----- RECORDED INFORMATION

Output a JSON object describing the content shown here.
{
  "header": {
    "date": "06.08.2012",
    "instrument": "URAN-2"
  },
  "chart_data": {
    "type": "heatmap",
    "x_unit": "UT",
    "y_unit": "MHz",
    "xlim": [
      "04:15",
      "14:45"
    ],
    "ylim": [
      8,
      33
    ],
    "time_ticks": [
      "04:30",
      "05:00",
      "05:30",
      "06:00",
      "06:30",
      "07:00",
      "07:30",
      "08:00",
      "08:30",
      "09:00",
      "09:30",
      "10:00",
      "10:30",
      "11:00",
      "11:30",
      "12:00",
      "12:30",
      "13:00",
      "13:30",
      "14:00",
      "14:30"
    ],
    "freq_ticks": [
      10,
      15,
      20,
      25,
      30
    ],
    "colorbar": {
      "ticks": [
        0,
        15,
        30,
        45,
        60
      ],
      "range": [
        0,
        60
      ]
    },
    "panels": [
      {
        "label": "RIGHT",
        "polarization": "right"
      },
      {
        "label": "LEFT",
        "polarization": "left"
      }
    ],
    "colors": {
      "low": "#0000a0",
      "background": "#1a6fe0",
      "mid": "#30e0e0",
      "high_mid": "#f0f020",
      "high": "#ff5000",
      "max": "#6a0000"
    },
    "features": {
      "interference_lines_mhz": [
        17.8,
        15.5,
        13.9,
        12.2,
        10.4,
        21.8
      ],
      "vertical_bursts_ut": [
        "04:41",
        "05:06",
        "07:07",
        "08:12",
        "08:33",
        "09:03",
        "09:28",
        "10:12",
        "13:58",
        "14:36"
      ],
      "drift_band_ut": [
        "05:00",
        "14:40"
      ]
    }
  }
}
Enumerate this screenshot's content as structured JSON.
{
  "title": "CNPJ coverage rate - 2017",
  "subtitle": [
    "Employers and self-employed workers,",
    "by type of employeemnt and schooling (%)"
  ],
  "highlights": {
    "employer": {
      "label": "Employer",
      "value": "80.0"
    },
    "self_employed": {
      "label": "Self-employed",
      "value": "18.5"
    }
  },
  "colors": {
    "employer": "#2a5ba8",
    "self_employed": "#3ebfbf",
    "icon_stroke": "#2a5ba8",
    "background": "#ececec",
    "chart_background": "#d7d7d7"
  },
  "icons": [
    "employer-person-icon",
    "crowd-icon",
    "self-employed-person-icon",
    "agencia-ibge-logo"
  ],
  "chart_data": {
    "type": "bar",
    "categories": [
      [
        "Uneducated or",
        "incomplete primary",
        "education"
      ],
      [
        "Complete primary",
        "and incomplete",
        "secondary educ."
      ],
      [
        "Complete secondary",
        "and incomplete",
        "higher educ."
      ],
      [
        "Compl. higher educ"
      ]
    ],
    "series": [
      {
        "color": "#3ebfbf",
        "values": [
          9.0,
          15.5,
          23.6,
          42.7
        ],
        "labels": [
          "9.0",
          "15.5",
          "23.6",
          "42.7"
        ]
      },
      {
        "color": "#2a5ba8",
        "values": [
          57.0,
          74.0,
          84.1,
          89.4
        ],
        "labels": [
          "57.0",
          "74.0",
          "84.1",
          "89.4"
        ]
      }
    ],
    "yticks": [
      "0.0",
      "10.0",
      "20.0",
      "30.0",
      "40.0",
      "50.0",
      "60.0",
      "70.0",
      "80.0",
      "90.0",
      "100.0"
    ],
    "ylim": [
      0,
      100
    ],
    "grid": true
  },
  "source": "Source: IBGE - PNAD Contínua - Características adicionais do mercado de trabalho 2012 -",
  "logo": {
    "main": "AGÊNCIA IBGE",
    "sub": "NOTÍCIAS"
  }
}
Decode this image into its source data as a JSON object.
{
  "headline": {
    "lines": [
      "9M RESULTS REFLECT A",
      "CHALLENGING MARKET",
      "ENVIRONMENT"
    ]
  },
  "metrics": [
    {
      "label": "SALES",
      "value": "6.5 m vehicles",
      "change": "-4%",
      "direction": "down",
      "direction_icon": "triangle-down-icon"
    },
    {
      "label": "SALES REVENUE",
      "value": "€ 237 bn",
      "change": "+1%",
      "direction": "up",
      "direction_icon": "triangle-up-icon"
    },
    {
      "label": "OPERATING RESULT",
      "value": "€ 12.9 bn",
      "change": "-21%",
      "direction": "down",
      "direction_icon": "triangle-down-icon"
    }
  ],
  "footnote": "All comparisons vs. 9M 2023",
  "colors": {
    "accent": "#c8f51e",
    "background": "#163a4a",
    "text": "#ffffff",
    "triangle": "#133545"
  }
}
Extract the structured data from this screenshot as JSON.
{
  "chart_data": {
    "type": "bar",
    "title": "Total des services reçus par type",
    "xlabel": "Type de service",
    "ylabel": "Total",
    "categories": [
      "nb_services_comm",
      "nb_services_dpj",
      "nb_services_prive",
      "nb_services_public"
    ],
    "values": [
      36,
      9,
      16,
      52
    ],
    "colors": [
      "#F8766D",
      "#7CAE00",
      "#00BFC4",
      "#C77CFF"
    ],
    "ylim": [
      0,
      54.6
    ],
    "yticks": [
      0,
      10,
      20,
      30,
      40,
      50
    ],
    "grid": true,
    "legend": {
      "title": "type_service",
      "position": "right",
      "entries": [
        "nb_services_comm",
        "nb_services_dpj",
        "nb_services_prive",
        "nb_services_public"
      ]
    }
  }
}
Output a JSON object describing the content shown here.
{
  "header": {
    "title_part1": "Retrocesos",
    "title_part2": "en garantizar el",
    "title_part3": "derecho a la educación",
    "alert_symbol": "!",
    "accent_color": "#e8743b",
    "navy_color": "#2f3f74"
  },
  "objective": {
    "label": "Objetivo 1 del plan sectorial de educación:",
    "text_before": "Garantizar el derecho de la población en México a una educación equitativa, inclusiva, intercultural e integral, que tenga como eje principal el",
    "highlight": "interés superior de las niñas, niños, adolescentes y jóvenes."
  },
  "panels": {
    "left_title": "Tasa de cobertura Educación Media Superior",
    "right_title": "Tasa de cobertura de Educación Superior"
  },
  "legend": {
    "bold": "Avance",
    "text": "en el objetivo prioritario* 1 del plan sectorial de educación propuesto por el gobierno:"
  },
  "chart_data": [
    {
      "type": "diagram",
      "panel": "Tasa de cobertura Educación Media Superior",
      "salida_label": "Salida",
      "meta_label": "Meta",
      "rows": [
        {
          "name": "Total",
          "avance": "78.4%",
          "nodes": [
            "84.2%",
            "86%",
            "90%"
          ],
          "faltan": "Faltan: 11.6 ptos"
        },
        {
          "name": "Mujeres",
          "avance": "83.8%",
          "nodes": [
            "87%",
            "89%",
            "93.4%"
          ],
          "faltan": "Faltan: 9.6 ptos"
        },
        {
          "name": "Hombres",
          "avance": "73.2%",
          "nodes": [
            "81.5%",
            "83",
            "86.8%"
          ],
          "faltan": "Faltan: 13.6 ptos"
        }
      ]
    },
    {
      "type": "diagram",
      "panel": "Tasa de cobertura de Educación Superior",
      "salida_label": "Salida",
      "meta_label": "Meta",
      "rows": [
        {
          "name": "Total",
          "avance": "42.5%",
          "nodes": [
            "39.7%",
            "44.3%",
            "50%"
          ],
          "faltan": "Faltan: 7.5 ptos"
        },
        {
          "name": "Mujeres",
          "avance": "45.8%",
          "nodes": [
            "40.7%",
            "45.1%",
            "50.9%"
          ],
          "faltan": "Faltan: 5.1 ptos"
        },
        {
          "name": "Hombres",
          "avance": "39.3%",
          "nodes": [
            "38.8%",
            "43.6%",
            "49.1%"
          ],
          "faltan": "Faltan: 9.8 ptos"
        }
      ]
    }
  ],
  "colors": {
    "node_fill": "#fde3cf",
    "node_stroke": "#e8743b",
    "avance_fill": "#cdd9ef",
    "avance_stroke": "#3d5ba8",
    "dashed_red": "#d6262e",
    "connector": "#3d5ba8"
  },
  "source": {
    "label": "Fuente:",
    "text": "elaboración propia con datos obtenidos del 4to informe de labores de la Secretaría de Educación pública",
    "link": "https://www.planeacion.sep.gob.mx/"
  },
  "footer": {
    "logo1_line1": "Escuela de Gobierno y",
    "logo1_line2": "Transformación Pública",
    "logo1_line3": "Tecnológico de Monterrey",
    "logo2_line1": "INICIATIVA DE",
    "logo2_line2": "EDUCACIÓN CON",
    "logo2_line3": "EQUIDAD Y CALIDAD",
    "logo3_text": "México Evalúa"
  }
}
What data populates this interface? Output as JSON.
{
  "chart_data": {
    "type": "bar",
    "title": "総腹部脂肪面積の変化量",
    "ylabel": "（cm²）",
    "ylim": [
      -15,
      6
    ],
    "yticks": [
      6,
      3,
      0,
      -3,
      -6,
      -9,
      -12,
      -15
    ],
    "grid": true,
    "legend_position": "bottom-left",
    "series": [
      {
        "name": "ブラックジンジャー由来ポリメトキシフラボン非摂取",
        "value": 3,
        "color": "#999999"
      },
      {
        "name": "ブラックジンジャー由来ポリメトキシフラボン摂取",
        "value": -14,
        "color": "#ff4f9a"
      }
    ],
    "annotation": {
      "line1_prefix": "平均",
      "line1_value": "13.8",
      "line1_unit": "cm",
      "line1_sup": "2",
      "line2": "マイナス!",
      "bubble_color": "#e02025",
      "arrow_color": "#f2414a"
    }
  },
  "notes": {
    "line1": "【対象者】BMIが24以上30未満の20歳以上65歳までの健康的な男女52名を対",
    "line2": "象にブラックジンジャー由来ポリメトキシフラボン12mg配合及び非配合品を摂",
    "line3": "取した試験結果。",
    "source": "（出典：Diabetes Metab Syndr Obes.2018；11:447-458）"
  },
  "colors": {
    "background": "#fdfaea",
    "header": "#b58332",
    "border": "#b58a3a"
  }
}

----------

Collect each line containing the string "ptos".

          "faltan": "Faltan: 11.6 ptos"
          "faltan": "Faltan: 9.6 ptos"
          "faltan": "Faltan: 13.6 ptos"
          "faltan": "Faltan: 7.5 ptos"
          "faltan": "Faltan: 5.1 ptos"
          "faltan": "Faltan: 9.8 ptos"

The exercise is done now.